Report, as a bare number, how many lines hold "Найди".

* [Provided data]
-.-.-
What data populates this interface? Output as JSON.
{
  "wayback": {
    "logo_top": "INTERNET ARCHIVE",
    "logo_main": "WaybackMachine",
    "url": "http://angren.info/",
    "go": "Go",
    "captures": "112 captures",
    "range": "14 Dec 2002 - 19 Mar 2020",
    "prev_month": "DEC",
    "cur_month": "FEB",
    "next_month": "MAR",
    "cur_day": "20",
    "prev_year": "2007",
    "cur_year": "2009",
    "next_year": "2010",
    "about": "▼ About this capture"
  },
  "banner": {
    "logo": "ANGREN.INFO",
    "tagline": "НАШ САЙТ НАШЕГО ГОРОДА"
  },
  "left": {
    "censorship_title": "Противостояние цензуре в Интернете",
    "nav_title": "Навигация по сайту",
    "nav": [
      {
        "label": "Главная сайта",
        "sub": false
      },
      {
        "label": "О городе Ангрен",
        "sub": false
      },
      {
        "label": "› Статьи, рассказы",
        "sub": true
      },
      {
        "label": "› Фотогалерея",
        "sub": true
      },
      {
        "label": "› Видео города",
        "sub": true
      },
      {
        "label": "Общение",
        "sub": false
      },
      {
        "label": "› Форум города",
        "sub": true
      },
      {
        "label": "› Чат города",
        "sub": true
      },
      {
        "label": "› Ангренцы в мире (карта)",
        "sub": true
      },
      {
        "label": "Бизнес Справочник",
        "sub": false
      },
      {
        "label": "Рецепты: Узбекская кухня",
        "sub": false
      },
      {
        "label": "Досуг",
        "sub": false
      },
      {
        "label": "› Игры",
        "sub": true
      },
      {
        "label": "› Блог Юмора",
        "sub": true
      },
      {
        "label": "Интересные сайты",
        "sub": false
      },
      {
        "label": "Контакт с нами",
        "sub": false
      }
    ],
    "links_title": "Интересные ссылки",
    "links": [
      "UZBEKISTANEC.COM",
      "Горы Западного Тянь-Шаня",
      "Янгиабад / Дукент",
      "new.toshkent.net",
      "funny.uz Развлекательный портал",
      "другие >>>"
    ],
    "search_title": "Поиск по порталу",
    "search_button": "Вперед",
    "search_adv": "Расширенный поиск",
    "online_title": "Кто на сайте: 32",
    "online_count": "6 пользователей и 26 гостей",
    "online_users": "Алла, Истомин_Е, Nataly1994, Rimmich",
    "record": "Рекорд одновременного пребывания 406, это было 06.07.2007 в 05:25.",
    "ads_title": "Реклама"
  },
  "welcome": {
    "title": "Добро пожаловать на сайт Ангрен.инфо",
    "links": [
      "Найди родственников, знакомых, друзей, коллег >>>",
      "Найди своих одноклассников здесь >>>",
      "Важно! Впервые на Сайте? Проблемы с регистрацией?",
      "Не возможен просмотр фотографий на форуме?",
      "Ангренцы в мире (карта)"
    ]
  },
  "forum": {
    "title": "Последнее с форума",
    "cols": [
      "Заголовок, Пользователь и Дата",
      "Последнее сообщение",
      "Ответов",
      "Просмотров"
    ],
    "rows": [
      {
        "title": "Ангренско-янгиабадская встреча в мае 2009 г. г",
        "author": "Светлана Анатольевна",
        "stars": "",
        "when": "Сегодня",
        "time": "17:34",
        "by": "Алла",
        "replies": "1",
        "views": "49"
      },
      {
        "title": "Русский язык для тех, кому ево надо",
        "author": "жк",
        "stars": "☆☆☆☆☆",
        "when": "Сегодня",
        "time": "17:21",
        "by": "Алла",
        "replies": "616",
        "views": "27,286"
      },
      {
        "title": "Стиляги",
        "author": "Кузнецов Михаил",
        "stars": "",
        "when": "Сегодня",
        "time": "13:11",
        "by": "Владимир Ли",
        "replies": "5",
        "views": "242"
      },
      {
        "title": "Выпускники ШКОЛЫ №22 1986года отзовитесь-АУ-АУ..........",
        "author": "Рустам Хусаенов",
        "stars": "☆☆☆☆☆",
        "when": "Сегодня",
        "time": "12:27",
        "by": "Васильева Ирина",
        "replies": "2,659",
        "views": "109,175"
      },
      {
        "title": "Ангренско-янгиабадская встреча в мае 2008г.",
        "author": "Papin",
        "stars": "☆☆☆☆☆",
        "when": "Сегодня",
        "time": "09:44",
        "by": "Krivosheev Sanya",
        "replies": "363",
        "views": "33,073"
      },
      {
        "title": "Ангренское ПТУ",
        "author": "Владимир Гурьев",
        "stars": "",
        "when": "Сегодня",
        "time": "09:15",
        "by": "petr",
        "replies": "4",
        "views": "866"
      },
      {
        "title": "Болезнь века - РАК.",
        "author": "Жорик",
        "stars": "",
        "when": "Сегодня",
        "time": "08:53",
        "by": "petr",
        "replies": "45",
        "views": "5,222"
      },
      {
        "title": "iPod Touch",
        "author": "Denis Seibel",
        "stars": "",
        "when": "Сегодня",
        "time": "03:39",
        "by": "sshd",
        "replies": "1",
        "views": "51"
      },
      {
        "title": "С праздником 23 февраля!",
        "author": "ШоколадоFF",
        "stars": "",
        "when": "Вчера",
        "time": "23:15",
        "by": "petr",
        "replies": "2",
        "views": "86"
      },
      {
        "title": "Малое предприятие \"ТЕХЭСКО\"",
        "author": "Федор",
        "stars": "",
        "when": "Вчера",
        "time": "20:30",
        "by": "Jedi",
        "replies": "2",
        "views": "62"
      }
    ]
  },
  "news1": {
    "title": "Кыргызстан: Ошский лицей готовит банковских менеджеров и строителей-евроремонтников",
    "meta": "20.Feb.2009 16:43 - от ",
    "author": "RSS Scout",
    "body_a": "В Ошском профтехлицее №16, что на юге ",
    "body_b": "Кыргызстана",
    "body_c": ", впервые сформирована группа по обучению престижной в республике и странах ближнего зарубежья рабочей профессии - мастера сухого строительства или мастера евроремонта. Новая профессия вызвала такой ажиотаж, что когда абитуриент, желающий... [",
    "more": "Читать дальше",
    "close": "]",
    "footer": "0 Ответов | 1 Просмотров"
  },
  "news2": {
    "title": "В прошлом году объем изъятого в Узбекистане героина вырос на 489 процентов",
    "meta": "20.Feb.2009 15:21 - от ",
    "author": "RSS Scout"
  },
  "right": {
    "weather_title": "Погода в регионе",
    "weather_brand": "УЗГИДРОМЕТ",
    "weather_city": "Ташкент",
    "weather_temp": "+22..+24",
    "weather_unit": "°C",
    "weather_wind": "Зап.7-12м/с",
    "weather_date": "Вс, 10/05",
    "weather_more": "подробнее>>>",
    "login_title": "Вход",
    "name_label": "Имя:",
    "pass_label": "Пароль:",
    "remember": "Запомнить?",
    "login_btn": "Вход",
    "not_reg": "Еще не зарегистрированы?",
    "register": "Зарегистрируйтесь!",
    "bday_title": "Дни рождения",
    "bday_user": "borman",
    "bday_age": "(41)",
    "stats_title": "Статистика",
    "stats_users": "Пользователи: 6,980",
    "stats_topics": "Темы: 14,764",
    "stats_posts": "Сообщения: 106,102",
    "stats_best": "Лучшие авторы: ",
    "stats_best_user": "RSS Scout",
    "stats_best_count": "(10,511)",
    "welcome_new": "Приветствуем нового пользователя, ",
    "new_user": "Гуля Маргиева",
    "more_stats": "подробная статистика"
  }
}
-.-.-
* [Output] 2